*** Opening of DATA IN THIS EXERCISE ***

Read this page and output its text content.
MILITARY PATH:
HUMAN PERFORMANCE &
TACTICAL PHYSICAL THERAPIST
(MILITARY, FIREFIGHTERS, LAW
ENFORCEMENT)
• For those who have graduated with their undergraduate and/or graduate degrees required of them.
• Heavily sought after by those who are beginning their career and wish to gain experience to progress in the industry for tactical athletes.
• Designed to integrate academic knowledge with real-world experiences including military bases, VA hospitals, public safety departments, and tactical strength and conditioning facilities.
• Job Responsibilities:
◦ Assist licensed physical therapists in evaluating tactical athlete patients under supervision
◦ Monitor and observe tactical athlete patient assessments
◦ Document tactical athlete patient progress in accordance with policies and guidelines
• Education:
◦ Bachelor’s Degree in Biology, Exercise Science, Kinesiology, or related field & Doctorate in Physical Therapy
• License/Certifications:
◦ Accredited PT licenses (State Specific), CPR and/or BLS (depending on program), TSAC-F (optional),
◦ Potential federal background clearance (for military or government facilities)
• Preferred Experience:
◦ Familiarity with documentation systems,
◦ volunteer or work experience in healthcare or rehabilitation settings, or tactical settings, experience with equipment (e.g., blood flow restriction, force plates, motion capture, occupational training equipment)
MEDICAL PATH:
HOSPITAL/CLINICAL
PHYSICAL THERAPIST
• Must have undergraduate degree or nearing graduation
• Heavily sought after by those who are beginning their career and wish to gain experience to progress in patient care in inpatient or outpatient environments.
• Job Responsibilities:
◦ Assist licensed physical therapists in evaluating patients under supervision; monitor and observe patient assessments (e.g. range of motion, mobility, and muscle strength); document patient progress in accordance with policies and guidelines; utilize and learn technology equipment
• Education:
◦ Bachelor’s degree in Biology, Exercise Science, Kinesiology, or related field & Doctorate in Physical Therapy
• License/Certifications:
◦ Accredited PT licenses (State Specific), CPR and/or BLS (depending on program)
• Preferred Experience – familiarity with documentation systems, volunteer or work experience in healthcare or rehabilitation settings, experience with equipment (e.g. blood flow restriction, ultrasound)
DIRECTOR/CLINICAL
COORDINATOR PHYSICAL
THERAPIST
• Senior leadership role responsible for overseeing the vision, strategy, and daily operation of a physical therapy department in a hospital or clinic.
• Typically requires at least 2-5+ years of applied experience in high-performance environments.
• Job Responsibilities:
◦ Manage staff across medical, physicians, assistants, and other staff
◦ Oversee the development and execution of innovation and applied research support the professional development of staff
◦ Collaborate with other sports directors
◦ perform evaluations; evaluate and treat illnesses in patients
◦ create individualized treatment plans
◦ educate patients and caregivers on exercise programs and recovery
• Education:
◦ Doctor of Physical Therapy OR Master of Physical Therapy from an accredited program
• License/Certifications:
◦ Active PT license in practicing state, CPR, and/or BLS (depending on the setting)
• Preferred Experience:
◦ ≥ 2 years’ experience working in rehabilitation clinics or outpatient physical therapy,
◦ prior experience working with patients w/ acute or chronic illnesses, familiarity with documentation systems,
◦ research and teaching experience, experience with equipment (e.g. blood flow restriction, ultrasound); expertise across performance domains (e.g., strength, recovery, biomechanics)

*** Close of DATA IN THIS EXERCISE ***

▸ **ASSIGNMENT**
Now write the data shown above out again, word for word.

▸ **RESPONSE FOR THIS EXERCISE**
Read this page and output its text content.
MILITARY PATH:
HUMAN PERFORMANCE &
TACTICAL PHYSICAL THERAPIST
(MILITARY, FIREFIGHTERS, LAW
ENFORCEMENT)
• For those who have graduated with their undergraduate and/or graduate degrees required of them.
• Heavily sought after by those who are beginning their career and wish to gain experience to progress in the industry for tactical athletes.
• Designed to integrate academic knowledge with real-world experiences including military bases, VA hospitals, public safety departments, and tactical strength and conditioning facilities.
• Job Responsibilities:
◦ Assist licensed physical therapists in evaluating tactical athlete patients under supervision
◦ Monitor and observe tactical athlete patient assessments
◦ Document tactical athlete patient progress in accordance with policies and guidelines
• Education:
◦ Bachelor’s Degree in Biology, Exercise Science, Kinesiology, or related field & Doctorate in Physical Therapy
• License/Certifications:
◦ Accredited PT licenses (State Specific), CPR and/or BLS (depending on program), TSAC-F (optional),
◦ Potential federal background clearance (for military or government facilities)
• Preferred Experience:
◦ Familiarity with documentation systems,
◦ volunteer or work experience in healthcare or rehabilitation settings, or tactical settings, experience with equipment (e.g., blood flow restriction, force plates, motion capture, occupational training equipment)
MEDICAL PATH:
HOSPITAL/CLINICAL
PHYSICAL THERAPIST
• Must have undergraduate degree or nearing graduation
• Heavily sought after by those who are beginning their career and wish to gain experience to progress in patient care in inpatient or outpatient environments.
• Job Responsibilities:
◦ Assist licensed physical therapists in evaluating patients under supervision; monitor and observe patient assessments (e.g. range of motion, mobility, and muscle strength); document patient progress in accordance with policies and guidelines; utilize and learn technology equipment
• Education:
◦ Bachelor’s degree in Biology, Exercise Science, Kinesiology, or related field & Doctorate in Physical Therapy
• License/Certifications:
◦ Accredited PT licenses (State Specific), CPR and/or BLS (depending on program)
• Preferred Experience – familiarity with documentation systems, volunteer or work experience in healthcare or rehabilitation settings, experience with equipment (e.g. blood flow restriction, ultrasound)
DIRECTOR/CLINICAL
COORDINATOR PHYSICAL
THERAPIST
• Senior leadership role responsible for overseeing the vision, strategy, and daily operation of a physical therapy department in a hospital or clinic.
• Typically requires at least 2-5+ years of applied experience in high-performance environments.
• Job Responsibilities:
◦ Manage staff across medical, physicians, assistants, and other staff
◦ Oversee the development and execution of innovation and applied research support the professional development of staff
◦ Collaborate with other sports directors
◦ perform evaluations; evaluate and treat illnesses in patients
◦ create individualized treatment plans
◦ educate patients and caregivers on exercise programs and recovery
• Education:
◦ Doctor of Physical Therapy OR Master of Physical Therapy from an accredited program
• License/Certifications:
◦ Active PT license in practicing state, CPR, and/or BLS (depending on the setting)
• Preferred Experience:
◦ ≥ 2 years’ experience working in rehabilitation clinics or outpatient physical therapy,
◦ prior experience working with patients w/ acute or chronic illnesses, familiarity with documentation systems,
◦ research and teaching experience, experience with equipment (e.g. blood flow restriction, ultrasound); expertise across performance domains (e.g., strength, recovery, biomechanics)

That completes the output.